All of the records below need to be copied exactly.

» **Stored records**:

==*==

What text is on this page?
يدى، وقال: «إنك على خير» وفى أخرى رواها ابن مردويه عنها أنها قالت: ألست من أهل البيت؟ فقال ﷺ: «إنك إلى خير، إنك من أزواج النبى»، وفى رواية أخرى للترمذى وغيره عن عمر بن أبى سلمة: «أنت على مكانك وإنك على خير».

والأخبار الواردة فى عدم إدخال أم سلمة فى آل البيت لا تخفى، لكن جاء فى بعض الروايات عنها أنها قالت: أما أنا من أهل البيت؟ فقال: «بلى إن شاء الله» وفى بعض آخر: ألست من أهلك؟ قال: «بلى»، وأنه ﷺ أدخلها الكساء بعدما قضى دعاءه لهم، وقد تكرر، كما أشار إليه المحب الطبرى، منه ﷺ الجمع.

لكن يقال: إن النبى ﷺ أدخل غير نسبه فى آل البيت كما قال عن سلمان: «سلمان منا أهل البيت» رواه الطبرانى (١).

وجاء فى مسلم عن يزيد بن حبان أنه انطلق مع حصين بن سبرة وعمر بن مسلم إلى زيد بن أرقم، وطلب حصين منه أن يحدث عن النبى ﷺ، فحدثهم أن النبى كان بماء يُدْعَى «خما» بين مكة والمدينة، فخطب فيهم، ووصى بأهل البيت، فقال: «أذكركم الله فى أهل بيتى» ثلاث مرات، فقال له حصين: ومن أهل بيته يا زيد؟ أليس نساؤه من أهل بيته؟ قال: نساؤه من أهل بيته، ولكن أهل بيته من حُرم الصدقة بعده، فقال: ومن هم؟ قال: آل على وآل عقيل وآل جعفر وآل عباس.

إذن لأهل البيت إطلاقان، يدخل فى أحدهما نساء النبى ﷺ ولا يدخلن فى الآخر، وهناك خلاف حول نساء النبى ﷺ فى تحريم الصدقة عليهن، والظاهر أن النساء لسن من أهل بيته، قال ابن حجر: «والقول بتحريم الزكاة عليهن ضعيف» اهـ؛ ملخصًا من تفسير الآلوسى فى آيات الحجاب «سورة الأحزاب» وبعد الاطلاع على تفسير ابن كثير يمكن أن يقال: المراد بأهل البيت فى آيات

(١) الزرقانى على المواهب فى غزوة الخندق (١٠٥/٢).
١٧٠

==*==

» **RESPONSE BELOW**:
What text is on this page?
يدى، وقال: «إنك على خير» وفى أخرى رواها ابن مردويه عنها أنها قالت: ألست من أهل البيت؟ فقال ﷺ: «إنك إلى خير، إنك من أزواج النبى»، وفى رواية أخرى للترمذى وغيره عن عمر بن أبى سلمة: «أنت على مكانك وإنك على خير».

والأخبار الواردة فى عدم إدخال أم سلمة فى آل البيت لا تخفى، لكن جاء فى بعض الروايات عنها أنها قالت: أما أنا من أهل البيت؟ فقال: «بلى إن شاء الله» وفى بعض آخر: ألست من أهلك؟ قال: «بلى»، وأنه ﷺ أدخلها الكساء بعدما قضى دعاءه لهم، وقد تكرر، كما أشار إليه المحب الطبرى، منه ﷺ الجمع.

لكن يقال: إن النبى ﷺ أدخل غير نسبه فى آل البيت كما قال عن سلمان: «سلمان منا أهل البيت» رواه الطبرانى (١).

وجاء فى مسلم عن يزيد بن حبان أنه انطلق مع حصين بن سبرة وعمر بن مسلم إلى زيد بن أرقم، وطلب حصين منه أن يحدث عن النبى ﷺ، فحدثهم أن النبى كان بماء يُدْعَى «خما» بين مكة والمدينة، فخطب فيهم، ووصى بأهل البيت، فقال: «أذكركم الله فى أهل بيتى» ثلاث مرات، فقال له حصين: ومن أهل بيته يا زيد؟ أليس نساؤه من أهل بيته؟ قال: نساؤه من أهل بيته، ولكن أهل بيته من حُرم الصدقة بعده، فقال: ومن هم؟ قال: آل على وآل عقيل وآل جعفر وآل عباس.

إذن لأهل البيت إطلاقان، يدخل فى أحدهما نساء النبى ﷺ ولا يدخلن فى الآخر، وهناك خلاف حول نساء النبى ﷺ فى تحريم الصدقة عليهن، والظاهر أن النساء لسن من أهل بيته، قال ابن حجر: «والقول بتحريم الزكاة عليهن ضعيف» اهـ؛ ملخصًا من تفسير الآلوسى فى آيات الحجاب «سورة الأحزاب» وبعد الاطلاع على تفسير ابن كثير يمكن أن يقال: المراد بأهل البيت فى آيات

(١) الزرقانى على المواهب فى غزوة الخندق (١٠٥/٢).
١٧٠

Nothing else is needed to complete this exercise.